Data extracted from a collection
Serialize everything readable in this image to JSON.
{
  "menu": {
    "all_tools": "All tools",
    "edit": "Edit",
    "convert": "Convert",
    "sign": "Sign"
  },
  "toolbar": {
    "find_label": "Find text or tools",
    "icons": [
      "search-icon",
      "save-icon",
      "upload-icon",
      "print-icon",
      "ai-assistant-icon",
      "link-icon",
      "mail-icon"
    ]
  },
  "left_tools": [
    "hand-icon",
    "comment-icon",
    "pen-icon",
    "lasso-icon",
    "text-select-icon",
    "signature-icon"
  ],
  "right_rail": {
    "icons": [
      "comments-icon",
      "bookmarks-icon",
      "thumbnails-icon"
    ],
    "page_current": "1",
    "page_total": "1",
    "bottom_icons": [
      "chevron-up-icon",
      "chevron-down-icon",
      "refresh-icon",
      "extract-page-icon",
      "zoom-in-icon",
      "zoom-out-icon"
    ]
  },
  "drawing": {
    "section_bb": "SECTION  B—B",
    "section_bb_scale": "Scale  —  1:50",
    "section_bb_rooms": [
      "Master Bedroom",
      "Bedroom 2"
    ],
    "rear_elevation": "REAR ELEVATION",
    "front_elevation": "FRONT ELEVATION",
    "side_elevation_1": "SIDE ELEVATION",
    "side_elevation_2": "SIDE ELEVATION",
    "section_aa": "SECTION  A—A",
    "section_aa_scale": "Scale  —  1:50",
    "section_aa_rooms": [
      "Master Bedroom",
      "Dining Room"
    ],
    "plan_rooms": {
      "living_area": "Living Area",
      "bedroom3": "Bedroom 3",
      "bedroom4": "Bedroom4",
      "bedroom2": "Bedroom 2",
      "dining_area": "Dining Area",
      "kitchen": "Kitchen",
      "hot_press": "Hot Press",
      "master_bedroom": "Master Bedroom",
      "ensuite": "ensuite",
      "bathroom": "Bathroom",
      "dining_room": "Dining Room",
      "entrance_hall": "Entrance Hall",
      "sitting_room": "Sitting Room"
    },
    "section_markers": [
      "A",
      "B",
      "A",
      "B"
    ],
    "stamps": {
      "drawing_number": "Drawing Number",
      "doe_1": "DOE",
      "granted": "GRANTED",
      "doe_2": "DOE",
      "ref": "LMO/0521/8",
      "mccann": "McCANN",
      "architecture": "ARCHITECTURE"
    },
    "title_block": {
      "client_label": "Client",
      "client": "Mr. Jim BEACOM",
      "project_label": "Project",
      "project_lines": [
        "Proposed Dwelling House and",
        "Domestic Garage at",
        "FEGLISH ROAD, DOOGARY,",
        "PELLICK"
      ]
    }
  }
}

STATED PROBLEM -
Pick out the lines containing the word "Area" and show them.

THE RESPONSE -
      "living_area": "Living Area",
      "dining_area": "Dining Area",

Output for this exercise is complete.